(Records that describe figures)
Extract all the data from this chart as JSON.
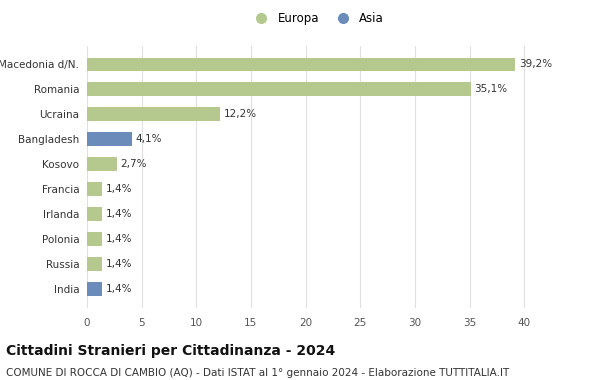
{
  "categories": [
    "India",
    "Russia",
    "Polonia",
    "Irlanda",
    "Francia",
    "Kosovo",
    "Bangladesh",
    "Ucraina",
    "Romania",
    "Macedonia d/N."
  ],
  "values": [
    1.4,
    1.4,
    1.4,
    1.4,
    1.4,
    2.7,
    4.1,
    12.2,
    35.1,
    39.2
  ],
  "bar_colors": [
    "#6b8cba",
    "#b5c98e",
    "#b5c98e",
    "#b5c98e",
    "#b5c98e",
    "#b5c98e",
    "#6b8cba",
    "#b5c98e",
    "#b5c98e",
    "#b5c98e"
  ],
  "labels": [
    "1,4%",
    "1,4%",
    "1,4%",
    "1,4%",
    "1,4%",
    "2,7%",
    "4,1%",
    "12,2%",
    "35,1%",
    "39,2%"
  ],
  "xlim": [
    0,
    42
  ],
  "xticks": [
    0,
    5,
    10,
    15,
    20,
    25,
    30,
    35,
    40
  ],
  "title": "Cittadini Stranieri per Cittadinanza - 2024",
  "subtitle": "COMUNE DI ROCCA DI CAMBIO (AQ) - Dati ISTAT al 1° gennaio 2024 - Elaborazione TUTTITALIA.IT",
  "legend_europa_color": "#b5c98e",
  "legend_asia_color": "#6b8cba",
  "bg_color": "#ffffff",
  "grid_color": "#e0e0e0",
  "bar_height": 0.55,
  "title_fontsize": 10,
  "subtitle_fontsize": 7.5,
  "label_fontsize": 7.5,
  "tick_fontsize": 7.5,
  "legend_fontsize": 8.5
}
* * *
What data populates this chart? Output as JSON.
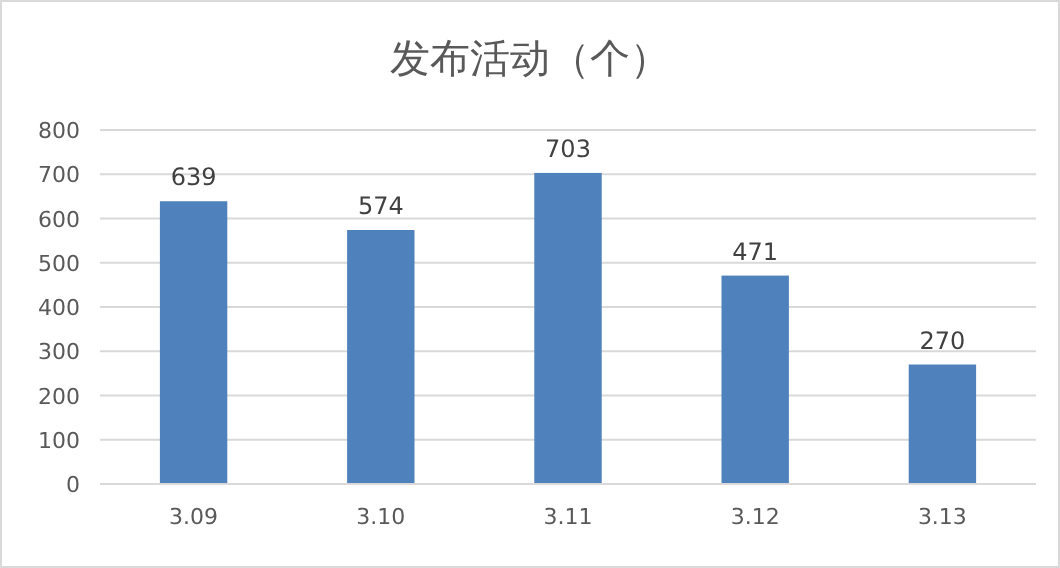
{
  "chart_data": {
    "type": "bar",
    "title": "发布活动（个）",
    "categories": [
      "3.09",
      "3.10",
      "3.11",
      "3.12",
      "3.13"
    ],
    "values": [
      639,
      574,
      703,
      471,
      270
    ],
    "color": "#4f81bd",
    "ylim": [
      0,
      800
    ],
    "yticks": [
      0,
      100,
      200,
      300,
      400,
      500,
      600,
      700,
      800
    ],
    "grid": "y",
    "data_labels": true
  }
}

[Stated problem]
Search the preceding listing for "this" and extract every line where it is found.

[Exercise result]
Extract all the data from this chart as JSON.
What data populates this chart? Output as JSON.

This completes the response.